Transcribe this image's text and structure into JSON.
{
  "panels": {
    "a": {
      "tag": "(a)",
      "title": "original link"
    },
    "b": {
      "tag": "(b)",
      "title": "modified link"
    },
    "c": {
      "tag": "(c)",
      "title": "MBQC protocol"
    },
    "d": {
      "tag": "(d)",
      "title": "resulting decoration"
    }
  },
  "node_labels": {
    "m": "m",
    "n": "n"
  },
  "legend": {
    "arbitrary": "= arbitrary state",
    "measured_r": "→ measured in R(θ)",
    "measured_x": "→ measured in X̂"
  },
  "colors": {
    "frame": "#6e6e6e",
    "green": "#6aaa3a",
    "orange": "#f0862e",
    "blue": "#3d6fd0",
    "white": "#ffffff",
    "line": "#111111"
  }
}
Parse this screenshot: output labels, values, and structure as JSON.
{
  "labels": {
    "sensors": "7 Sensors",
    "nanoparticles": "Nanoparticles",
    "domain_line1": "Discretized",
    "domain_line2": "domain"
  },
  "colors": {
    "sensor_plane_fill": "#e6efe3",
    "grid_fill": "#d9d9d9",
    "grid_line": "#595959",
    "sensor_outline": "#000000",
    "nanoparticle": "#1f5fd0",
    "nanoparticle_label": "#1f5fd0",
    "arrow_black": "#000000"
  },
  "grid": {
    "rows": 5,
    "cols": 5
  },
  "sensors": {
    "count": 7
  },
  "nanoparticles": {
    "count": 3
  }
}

══════

■ **WHAT IS NEEDED**: Extract the full listing above without alteration.

■ **ANSWER**:
Transcribe this image's text and structure into JSON.
{
  "panels": {
    "a": {
      "tag": "(a)",
      "title": "original link"
    },
    "b": {
      "tag": "(b)",
      "title": "modified link"
    },
    "c": {
      "tag": "(c)",
      "title": "MBQC protocol"
    },
    "d": {
      "tag": "(d)",
      "title": "resulting decoration"
    }
  },
  "node_labels": {
    "m": "m",
    "n": "n"
  },
  "legend": {
    "arbitrary": "= arbitrary state",
    "measured_r": "→ measured in R(θ)",
    "measured_x": "→ measured in X̂"
  },
  "colors": {
    "frame": "#6e6e6e",
    "green": "#6aaa3a",
    "orange": "#f0862e",
    "blue": "#3d6fd0",
    "white": "#ffffff",
    "line": "#111111"
  }
}
Parse this screenshot: output labels, values, and structure as JSON.
{
  "labels": {
    "sensors": "7 Sensors",
    "nanoparticles": "Nanoparticles",
    "domain_line1": "Discretized",
    "domain_line2": "domain"
  },
  "colors": {
    "sensor_plane_fill": "#e6efe3",
    "grid_fill": "#d9d9d9",
    "grid_line": "#595959",
    "sensor_outline": "#000000",
    "nanoparticle": "#1f5fd0",
    "nanoparticle_label": "#1f5fd0",
    "arrow_black": "#000000"
  },
  "grid": {
    "rows": 5,
    "cols": 5
  },
  "sensors": {
    "count": 7
  },
  "nanoparticles": {
    "count": 3
  }
}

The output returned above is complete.